• **What you need to do**
Everything in the listing should be restated word for word.

• **Materials provided**

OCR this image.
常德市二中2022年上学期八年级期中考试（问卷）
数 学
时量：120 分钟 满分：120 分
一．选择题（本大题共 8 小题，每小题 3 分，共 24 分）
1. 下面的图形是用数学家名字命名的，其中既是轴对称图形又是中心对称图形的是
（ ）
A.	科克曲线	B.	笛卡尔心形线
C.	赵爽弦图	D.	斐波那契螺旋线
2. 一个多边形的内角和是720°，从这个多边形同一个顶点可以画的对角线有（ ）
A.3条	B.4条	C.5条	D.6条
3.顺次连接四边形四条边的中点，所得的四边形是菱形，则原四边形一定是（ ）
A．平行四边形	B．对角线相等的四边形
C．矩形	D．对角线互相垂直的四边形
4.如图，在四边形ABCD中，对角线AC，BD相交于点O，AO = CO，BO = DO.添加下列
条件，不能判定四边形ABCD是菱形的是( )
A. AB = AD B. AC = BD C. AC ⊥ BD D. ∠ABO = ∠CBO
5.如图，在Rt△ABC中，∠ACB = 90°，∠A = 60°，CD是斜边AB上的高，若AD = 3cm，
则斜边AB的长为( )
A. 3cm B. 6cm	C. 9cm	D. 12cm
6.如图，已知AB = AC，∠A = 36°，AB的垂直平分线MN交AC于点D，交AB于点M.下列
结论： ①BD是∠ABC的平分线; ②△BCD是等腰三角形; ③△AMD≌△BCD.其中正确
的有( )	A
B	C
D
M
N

• **Exercise result**
OCR this image.
常德市二中2022年上学期八年级期中考试（问卷）
数 学
时量：120 分钟 满分：120 分
一．选择题（本大题共 8 小题，每小题 3 分，共 24 分）
1. 下面的图形是用数学家名字命名的，其中既是轴对称图形又是中心对称图形的是
（ ）
A.	科克曲线	B.	笛卡尔心形线
C.	赵爽弦图	D.	斐波那契螺旋线
2. 一个多边形的内角和是720°，从这个多边形同一个顶点可以画的对角线有（ ）
A.3条	B.4条	C.5条	D.6条
3.顺次连接四边形四条边的中点，所得的四边形是菱形，则原四边形一定是（ ）
A．平行四边形	B．对角线相等的四边形
C．矩形	D．对角线互相垂直的四边形
4.如图，在四边形ABCD中，对角线AC，BD相交于点O，AO = CO，BO = DO.添加下列
条件，不能判定四边形ABCD是菱形的是( )
A. AB = AD B. AC = BD C. AC ⊥ BD D. ∠ABO = ∠CBO
5.如图，在Rt△ABC中，∠ACB = 90°，∠A = 60°，CD是斜边AB上的高，若AD = 3cm，
则斜边AB的长为( )
A. 3cm B. 6cm	C. 9cm	D. 12cm
6.如图，已知AB = AC，∠A = 36°，AB的垂直平分线MN交AC于点D，交AB于点M.下列
结论： ①BD是∠ABC的平分线; ②△BCD是等腰三角形; ③△AMD≌△BCD.其中正确
的有( )	A
B	C
D
M
N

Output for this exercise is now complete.